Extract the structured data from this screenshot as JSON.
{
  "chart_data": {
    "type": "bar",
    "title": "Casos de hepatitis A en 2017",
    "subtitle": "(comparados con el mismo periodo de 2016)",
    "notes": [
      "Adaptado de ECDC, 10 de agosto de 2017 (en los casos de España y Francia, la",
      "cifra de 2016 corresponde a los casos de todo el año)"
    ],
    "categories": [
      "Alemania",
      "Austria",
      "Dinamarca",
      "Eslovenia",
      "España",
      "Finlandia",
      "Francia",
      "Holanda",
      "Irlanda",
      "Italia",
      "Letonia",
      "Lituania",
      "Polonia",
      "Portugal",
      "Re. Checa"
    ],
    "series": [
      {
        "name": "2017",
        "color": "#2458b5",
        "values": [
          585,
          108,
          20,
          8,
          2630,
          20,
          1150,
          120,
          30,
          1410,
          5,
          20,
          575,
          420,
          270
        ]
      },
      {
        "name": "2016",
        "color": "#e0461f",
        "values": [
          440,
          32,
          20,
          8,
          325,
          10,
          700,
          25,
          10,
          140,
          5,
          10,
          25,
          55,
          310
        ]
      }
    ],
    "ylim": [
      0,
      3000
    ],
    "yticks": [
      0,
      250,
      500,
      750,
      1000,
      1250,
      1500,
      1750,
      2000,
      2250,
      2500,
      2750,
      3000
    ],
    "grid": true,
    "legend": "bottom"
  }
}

━━━━━━━━

## Goal
Write every record out again, unaltered.

## Task result
Extract the structured data from this screenshot as JSON.
{
  "chart_data": {
    "type": "bar",
    "title": "Casos de hepatitis A en 2017",
    "subtitle": "(comparados con el mismo periodo de 2016)",
    "notes": [
      "Adaptado de ECDC, 10 de agosto de 2017 (en los casos de España y Francia, la",
      "cifra de 2016 corresponde a los casos de todo el año)"
    ],
    "categories": [
      "Alemania",
      "Austria",
      "Dinamarca",
      "Eslovenia",
      "España",
      "Finlandia",
      "Francia",
      "Holanda",
      "Irlanda",
      "Italia",
      "Letonia",
      "Lituania",
      "Polonia",
      "Portugal",
      "Re. Checa"
    ],
    "series": [
      {
        "name": "2017",
        "color": "#2458b5",
        "values": [
          585,
          108,
          20,
          8,
          2630,
          20,
          1150,
          120,
          30,
          1410,
          5,
          20,
          575,
          420,
          270
        ]
      },
      {
        "name": "2016",
        "color": "#e0461f",
        "values": [
          440,
          32,
          20,
          8,
          325,
          10,
          700,
          25,
          10,
          140,
          5,
          10,
          25,
          55,
          310
        ]
      }
    ],
    "ylim": [
      0,
      3000
    ],
    "yticks": [
      0,
      250,
      500,
      750,
      1000,
      1250,
      1500,
      1750,
      2000,
      2250,
      2500,
      2750,
      3000
    ],
    "grid": true,
    "legend": "bottom"
  }
}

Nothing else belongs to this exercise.